(Dataset records)
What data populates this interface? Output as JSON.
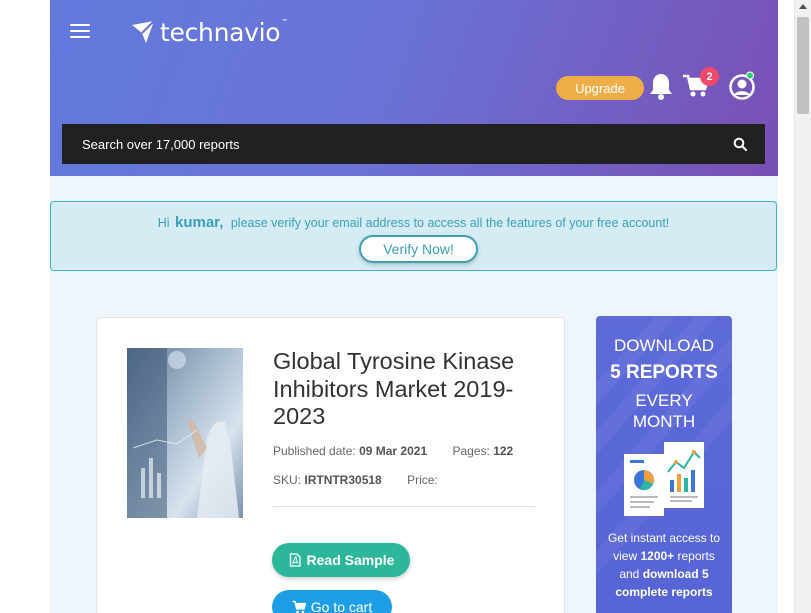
{
  "header": {
    "logo_text": "technavio",
    "logo_tm": "™",
    "upgrade_label": "Upgrade",
    "cart_count": "2",
    "search_placeholder": "Search over 17,000 reports"
  },
  "verify": {
    "greeting": "Hi",
    "user_name": "kumar,",
    "message": "please verify your email address to access all the features of your free account!",
    "button_label": "Verify Now!"
  },
  "report": {
    "title": "Global Tyrosine Kinase Inhibitors Market 2019-2023",
    "published_label": "Published date:",
    "published_value": "09 Mar 2021",
    "pages_label": "Pages:",
    "pages_value": "122",
    "sku_label": "SKU:",
    "sku_value": "IRTNTR30518",
    "price_label": "Price:",
    "read_sample_label": "Read Sample",
    "go_to_cart_label": "Go to cart"
  },
  "promo": {
    "line1": "DOWNLOAD",
    "line2": "5 REPORTS",
    "line3": "EVERY",
    "line4": "MONTH",
    "body_1": "Get instant access to view",
    "body_2": "1200+",
    "body_3": "reports and",
    "body_4": "download 5 complete reports"
  },
  "colors": {
    "accent_green": "#2cb79a",
    "accent_blue": "#1e9ee6",
    "upgrade_orange": "#efad4a",
    "badge_red": "#f0476a",
    "verify_teal": "#3a9fb7"
  },
  "icons": [
    "menu-icon",
    "logo-icon",
    "bell-icon",
    "cart-icon",
    "user-icon",
    "search-icon",
    "pdf-icon",
    "cart-button-icon"
  ]
}
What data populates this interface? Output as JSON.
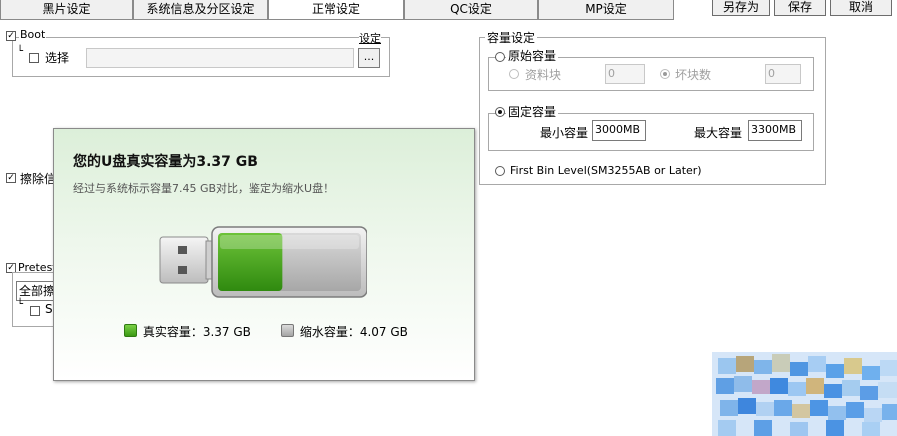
{
  "tabs": [
    {
      "label": "黑片设定"
    },
    {
      "label": "系统信息及分区设定"
    },
    {
      "label": "正常设定"
    },
    {
      "label": "QC设定"
    },
    {
      "label": "MP设定"
    }
  ],
  "actions": {
    "save_as": "另存为",
    "save": "保存",
    "cancel": "取消"
  },
  "boot": {
    "label": "Boot",
    "set_label": "设定",
    "select_label": "选择",
    "browse_label": "..."
  },
  "erase": {
    "label_partial": "擦除信"
  },
  "pretest": {
    "label_partial": "Pretest",
    "dropdown_partial": "全部擦",
    "sub_label_partial": "S"
  },
  "capacity": {
    "group_title": "容量设定",
    "original_label": "原始容量",
    "material_block_label": "资料块",
    "material_block_value": "0",
    "bad_block_label": "坏块数",
    "bad_block_value": "0",
    "fixed_label": "固定容量",
    "min_label": "最小容量",
    "min_value": "3000MB",
    "max_label": "最大容量",
    "max_value": "3300MB",
    "firstbin_label": "First Bin Level(SM3255AB or Later)"
  },
  "popup": {
    "title": "您的U盘真实容量为3.37 GB",
    "subtitle": "经过与系统标示容量7.45 GB对比，鉴定为缩水U盘！",
    "real_fraction": 0.45,
    "legend_real": "真实容量：3.37 GB",
    "legend_shrink": "缩水容量：4.07 GB",
    "colors": {
      "real": "#44a01a",
      "shrink": "#b9b9b9"
    }
  }
}
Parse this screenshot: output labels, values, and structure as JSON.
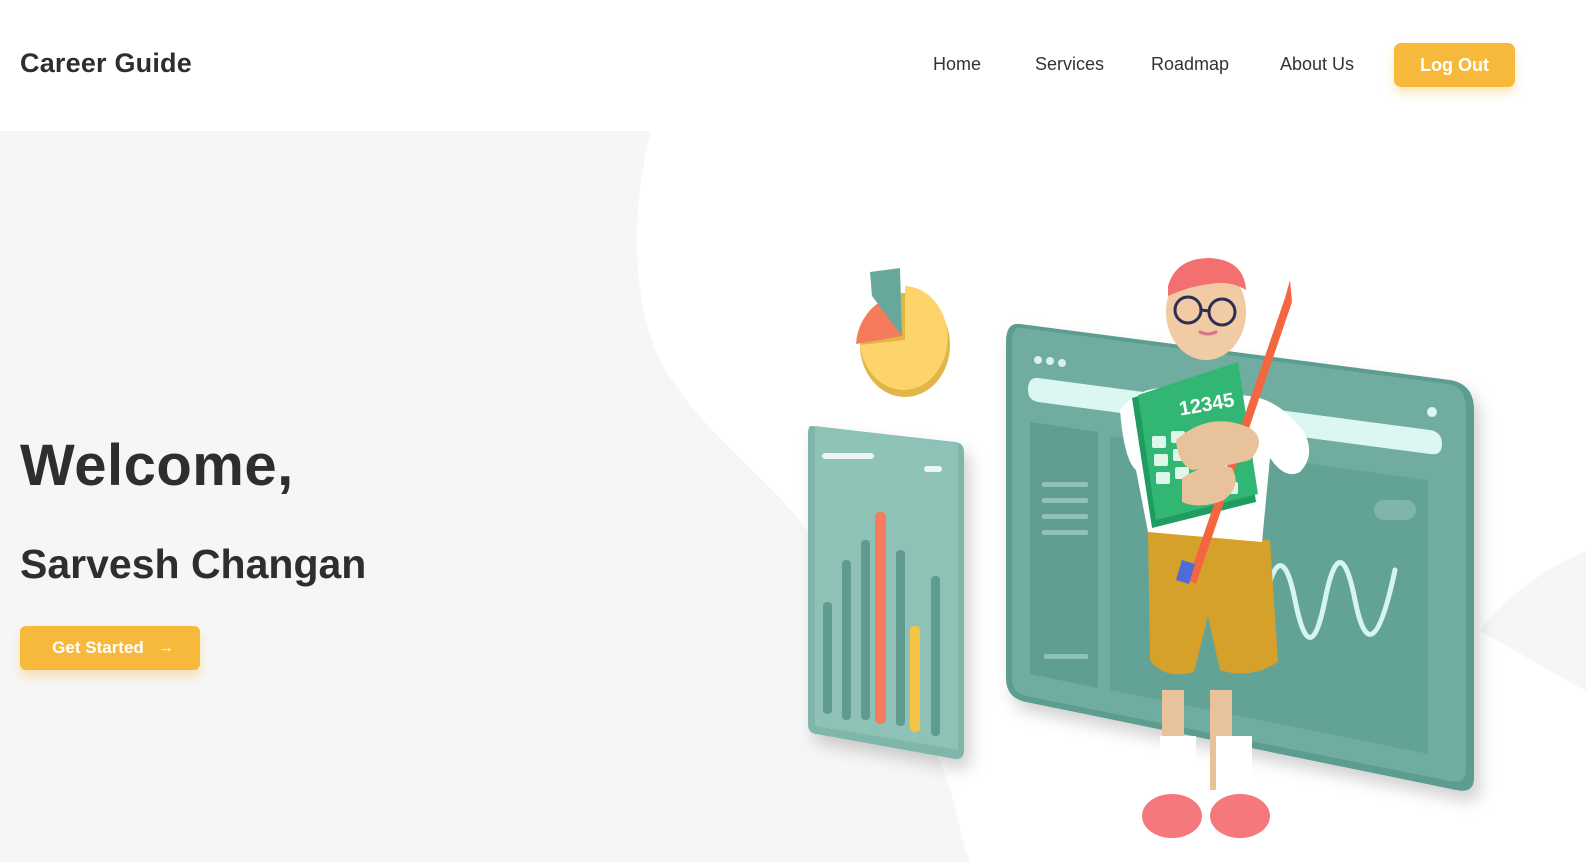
{
  "header": {
    "logo_text": "Career Guide",
    "nav": [
      {
        "label": "Home"
      },
      {
        "label": "Services"
      },
      {
        "label": "Roadmap"
      },
      {
        "label": "About Us"
      }
    ],
    "logout_label": "Log Out"
  },
  "hero": {
    "greeting": "Welcome,",
    "user_name": "Sarvesh Changan",
    "cta_label": "Get Started",
    "cta_icon": "arrow-right-icon",
    "calculator_display": "12345"
  },
  "colors": {
    "accent": "#f6b93b",
    "hero_background": "#f6f6f6",
    "teal": "#67a89a",
    "coral": "#f47b5c"
  }
}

→ TASK GOAL:
Omit the pictures and print again exactly the lines from the one with "Parse this screenshot: output" through the final line of the entries, both ends included.

→ ANSWER TO THIS PROBLEM:
Parse this screenshot: output labels, values, and structure as JSON.
{
  "header": {
    "logo_text": "Career Guide",
    "nav": [
      {
        "label": "Home"
      },
      {
        "label": "Services"
      },
      {
        "label": "Roadmap"
      },
      {
        "label": "About Us"
      }
    ],
    "logout_label": "Log Out"
  },
  "hero": {
    "greeting": "Welcome,",
    "user_name": "Sarvesh Changan",
    "cta_label": "Get Started",
    "cta_icon": "arrow-right-icon",
    "calculator_display": "12345"
  },
  "colors": {
    "accent": "#f6b93b",
    "hero_background": "#f6f6f6",
    "teal": "#67a89a",
    "coral": "#f47b5c"
  }
}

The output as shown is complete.